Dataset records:
(begin)
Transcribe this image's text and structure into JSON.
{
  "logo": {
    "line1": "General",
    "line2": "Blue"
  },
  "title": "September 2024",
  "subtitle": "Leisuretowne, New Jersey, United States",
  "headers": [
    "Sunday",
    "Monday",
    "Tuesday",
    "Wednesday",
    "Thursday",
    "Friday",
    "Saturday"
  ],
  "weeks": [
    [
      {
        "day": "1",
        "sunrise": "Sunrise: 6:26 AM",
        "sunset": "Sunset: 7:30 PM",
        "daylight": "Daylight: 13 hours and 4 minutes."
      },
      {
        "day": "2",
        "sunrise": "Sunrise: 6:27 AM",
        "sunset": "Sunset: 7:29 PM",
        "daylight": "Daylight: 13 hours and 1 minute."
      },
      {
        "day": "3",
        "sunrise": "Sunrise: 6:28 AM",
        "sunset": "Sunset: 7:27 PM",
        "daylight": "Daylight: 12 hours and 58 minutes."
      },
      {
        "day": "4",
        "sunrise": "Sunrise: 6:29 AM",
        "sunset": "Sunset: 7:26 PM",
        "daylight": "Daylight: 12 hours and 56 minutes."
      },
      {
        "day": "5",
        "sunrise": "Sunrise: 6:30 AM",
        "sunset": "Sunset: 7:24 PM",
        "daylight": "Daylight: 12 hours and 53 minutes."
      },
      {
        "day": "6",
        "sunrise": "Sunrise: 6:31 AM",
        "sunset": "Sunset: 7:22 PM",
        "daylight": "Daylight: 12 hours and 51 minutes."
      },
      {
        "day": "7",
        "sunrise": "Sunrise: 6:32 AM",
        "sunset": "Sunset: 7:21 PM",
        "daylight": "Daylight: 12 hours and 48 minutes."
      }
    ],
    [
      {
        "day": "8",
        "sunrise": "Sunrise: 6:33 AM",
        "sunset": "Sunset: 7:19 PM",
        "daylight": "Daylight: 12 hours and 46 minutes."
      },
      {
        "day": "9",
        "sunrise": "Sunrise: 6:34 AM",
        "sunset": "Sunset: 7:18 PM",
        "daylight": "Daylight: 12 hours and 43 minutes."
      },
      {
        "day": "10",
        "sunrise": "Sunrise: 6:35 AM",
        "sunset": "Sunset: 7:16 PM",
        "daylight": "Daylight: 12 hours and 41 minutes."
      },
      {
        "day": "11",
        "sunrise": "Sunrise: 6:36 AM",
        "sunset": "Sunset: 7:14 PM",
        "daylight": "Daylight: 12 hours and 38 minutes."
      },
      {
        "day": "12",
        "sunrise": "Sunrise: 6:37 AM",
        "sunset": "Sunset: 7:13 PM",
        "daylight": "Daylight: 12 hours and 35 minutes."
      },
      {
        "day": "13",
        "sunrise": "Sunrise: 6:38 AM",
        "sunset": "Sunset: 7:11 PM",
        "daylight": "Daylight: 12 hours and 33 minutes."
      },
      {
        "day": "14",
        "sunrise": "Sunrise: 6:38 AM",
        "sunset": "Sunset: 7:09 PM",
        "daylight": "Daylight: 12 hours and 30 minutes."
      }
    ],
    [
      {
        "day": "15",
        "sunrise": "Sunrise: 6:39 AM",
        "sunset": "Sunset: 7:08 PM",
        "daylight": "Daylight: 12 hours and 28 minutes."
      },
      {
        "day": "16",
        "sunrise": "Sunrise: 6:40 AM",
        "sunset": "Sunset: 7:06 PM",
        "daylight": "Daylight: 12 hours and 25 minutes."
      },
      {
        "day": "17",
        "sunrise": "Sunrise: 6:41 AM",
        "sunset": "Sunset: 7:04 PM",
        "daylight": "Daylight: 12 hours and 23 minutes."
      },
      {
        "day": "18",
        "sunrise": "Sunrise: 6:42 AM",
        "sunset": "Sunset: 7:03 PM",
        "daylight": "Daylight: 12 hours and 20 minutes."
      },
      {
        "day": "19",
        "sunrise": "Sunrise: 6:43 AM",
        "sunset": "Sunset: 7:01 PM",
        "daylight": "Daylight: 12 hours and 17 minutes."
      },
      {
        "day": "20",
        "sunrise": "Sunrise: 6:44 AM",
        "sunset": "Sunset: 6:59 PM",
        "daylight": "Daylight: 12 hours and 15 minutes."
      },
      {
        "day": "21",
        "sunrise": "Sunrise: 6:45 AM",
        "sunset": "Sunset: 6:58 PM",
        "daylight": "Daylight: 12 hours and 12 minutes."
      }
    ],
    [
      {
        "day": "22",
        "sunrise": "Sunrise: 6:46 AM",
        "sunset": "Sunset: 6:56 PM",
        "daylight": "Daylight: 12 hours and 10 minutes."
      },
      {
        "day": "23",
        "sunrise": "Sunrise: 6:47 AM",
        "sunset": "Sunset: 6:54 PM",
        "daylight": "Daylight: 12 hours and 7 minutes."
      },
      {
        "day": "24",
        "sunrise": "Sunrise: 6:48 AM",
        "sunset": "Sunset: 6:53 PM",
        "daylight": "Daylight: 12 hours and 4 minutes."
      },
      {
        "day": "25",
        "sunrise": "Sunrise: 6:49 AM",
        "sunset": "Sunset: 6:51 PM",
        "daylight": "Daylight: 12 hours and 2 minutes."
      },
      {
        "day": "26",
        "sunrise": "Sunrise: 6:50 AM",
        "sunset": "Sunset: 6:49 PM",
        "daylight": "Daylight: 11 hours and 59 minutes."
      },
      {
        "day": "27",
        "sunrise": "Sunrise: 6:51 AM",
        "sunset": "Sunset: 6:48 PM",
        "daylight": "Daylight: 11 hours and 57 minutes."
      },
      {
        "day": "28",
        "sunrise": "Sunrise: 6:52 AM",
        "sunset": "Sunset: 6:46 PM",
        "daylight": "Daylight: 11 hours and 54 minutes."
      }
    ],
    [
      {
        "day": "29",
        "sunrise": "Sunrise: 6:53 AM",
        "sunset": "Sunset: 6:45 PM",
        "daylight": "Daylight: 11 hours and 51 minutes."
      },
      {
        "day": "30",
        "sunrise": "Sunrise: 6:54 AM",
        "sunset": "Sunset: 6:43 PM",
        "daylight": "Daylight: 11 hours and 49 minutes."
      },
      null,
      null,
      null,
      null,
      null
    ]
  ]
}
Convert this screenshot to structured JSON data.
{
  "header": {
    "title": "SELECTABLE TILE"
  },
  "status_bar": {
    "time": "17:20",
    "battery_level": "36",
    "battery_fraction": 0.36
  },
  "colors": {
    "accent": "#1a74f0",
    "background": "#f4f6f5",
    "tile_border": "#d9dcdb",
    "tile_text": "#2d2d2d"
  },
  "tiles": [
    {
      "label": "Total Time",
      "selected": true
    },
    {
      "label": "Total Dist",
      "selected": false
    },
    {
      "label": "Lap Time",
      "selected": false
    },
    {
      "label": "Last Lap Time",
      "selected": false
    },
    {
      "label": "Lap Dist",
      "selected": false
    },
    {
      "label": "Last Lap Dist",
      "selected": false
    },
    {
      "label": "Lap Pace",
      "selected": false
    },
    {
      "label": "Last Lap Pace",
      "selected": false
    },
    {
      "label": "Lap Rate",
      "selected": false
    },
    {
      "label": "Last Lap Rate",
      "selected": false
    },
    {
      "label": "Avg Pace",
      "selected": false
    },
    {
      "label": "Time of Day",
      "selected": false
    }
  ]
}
(end)
**WORK TO DO**: Each line of the material should be duplicated exactly, please.

**RESPONSE BELOW**:
Transcribe this image's text and structure into JSON.
{
  "logo": {
    "line1": "General",
    "line2": "Blue"
  },
  "title": "September 2024",
  "subtitle": "Leisuretowne, New Jersey, United States",
  "headers": [
    "Sunday",
    "Monday",
    "Tuesday",
    "Wednesday",
    "Thursday",
    "Friday",
    "Saturday"
  ],
  "weeks": [
    [
      {
        "day": "1",
        "sunrise": "Sunrise: 6:26 AM",
        "sunset": "Sunset: 7:30 PM",
        "daylight": "Daylight: 13 hours and 4 minutes."
      },
      {
        "day": "2",
        "sunrise": "Sunrise: 6:27 AM",
        "sunset": "Sunset: 7:29 PM",
        "daylight": "Daylight: 13 hours and 1 minute."
      },
      {
        "day": "3",
        "sunrise": "Sunrise: 6:28 AM",
        "sunset": "Sunset: 7:27 PM",
        "daylight": "Daylight: 12 hours and 58 minutes."
      },
      {
        "day": "4",
        "sunrise": "Sunrise: 6:29 AM",
        "sunset": "Sunset: 7:26 PM",
        "daylight": "Daylight: 12 hours and 56 minutes."
      },
      {
        "day": "5",
        "sunrise": "Sunrise: 6:30 AM",
        "sunset": "Sunset: 7:24 PM",
        "daylight": "Daylight: 12 hours and 53 minutes."
      },
      {
        "day": "6",
        "sunrise": "Sunrise: 6:31 AM",
        "sunset": "Sunset: 7:22 PM",
        "daylight": "Daylight: 12 hours and 51 minutes."
      },
      {
        "day": "7",
        "sunrise": "Sunrise: 6:32 AM",
        "sunset": "Sunset: 7:21 PM",
        "daylight": "Daylight: 12 hours and 48 minutes."
      }
    ],
    [
      {
        "day": "8",
        "sunrise": "Sunrise: 6:33 AM",
        "sunset": "Sunset: 7:19 PM",
        "daylight": "Daylight: 12 hours and 46 minutes."
      },
      {
        "day": "9",
        "sunrise": "Sunrise: 6:34 AM",
        "sunset": "Sunset: 7:18 PM",
        "daylight": "Daylight: 12 hours and 43 minutes."
      },
      {
        "day": "10",
        "sunrise": "Sunrise: 6:35 AM",
        "sunset": "Sunset: 7:16 PM",
        "daylight": "Daylight: 12 hours and 41 minutes."
      },
      {
        "day": "11",
        "sunrise": "Sunrise: 6:36 AM",
        "sunset": "Sunset: 7:14 PM",
        "daylight": "Daylight: 12 hours and 38 minutes."
      },
      {
        "day": "12",
        "sunrise": "Sunrise: 6:37 AM",
        "sunset": "Sunset: 7:13 PM",
        "daylight": "Daylight: 12 hours and 35 minutes."
      },
      {
        "day": "13",
        "sunrise": "Sunrise: 6:38 AM",
        "sunset": "Sunset: 7:11 PM",
        "daylight": "Daylight: 12 hours and 33 minutes."
      },
      {
        "day": "14",
        "sunrise": "Sunrise: 6:38 AM",
        "sunset": "Sunset: 7:09 PM",
        "daylight": "Daylight: 12 hours and 30 minutes."
      }
    ],
    [
      {
        "day": "15",
        "sunrise": "Sunrise: 6:39 AM",
        "sunset": "Sunset: 7:08 PM",
        "daylight": "Daylight: 12 hours and 28 minutes."
      },
      {
        "day": "16",
        "sunrise": "Sunrise: 6:40 AM",
        "sunset": "Sunset: 7:06 PM",
        "daylight": "Daylight: 12 hours and 25 minutes."
      },
      {
        "day": "17",
        "sunrise": "Sunrise: 6:41 AM",
        "sunset": "Sunset: 7:04 PM",
        "daylight": "Daylight: 12 hours and 23 minutes."
      },
      {
        "day": "18",
        "sunrise": "Sunrise: 6:42 AM",
        "sunset": "Sunset: 7:03 PM",
        "daylight": "Daylight: 12 hours and 20 minutes."
      },
      {
        "day": "19",
        "sunrise": "Sunrise: 6:43 AM",
        "sunset": "Sunset: 7:01 PM",
        "daylight": "Daylight: 12 hours and 17 minutes."
      },
      {
        "day": "20",
        "sunrise": "Sunrise: 6:44 AM",
        "sunset": "Sunset: 6:59 PM",
        "daylight": "Daylight: 12 hours and 15 minutes."
      },
      {
        "day": "21",
        "sunrise": "Sunrise: 6:45 AM",
        "sunset": "Sunset: 6:58 PM",
        "daylight": "Daylight: 12 hours and 12 minutes."
      }
    ],
    [
      {
        "day": "22",
        "sunrise": "Sunrise: 6:46 AM",
        "sunset": "Sunset: 6:56 PM",
        "daylight": "Daylight: 12 hours and 10 minutes."
      },
      {
        "day": "23",
        "sunrise": "Sunrise: 6:47 AM",
        "sunset": "Sunset: 6:54 PM",
        "daylight": "Daylight: 12 hours and 7 minutes."
      },
      {
        "day": "24",
        "sunrise": "Sunrise: 6:48 AM",
        "sunset": "Sunset: 6:53 PM",
        "daylight": "Daylight: 12 hours and 4 minutes."
      },
      {
        "day": "25",
        "sunrise": "Sunrise: 6:49 AM",
        "sunset": "Sunset: 6:51 PM",
        "daylight": "Daylight: 12 hours and 2 minutes."
      },
      {
        "day": "26",
        "sunrise": "Sunrise: 6:50 AM",
        "sunset": "Sunset: 6:49 PM",
        "daylight": "Daylight: 11 hours and 59 minutes."
      },
      {
        "day": "27",
        "sunrise": "Sunrise: 6:51 AM",
        "sunset": "Sunset: 6:48 PM",
        "daylight": "Daylight: 11 hours and 57 minutes."
      },
      {
        "day": "28",
        "sunrise": "Sunrise: 6:52 AM",
        "sunset": "Sunset: 6:46 PM",
        "daylight": "Daylight: 11 hours and 54 minutes."
      }
    ],
    [
      {
        "day": "29",
        "sunrise": "Sunrise: 6:53 AM",
        "sunset": "Sunset: 6:45 PM",
        "daylight": "Daylight: 11 hours and 51 minutes."
      },
      {
        "day": "30",
        "sunrise": "Sunrise: 6:54 AM",
        "sunset": "Sunset: 6:43 PM",
        "daylight": "Daylight: 11 hours and 49 minutes."
      },
      null,
      null,
      null,
      null,
      null
    ]
  ]
}
Convert this screenshot to structured JSON data.
{
  "header": {
    "title": "SELECTABLE TILE"
  },
  "status_bar": {
    "time": "17:20",
    "battery_level": "36",
    "battery_fraction": 0.36
  },
  "colors": {
    "accent": "#1a74f0",
    "background": "#f4f6f5",
    "tile_border": "#d9dcdb",
    "tile_text": "#2d2d2d"
  },
  "tiles": [
    {
      "label": "Total Time",
      "selected": true
    },
    {
      "label": "Total Dist",
      "selected": false
    },
    {
      "label": "Lap Time",
      "selected": false
    },
    {
      "label": "Last Lap Time",
      "selected": false
    },
    {
      "label": "Lap Dist",
      "selected": false
    },
    {
      "label": "Last Lap Dist",
      "selected": false
    },
    {
      "label": "Lap Pace",
      "selected": false
    },
    {
      "label": "Last Lap Pace",
      "selected": false
    },
    {
      "label": "Lap Rate",
      "selected": false
    },
    {
      "label": "Last Lap Rate",
      "selected": false
    },
    {
      "label": "Avg Pace",
      "selected": false
    },
    {
      "label": "Time of Day",
      "selected": false
    }
  ]
}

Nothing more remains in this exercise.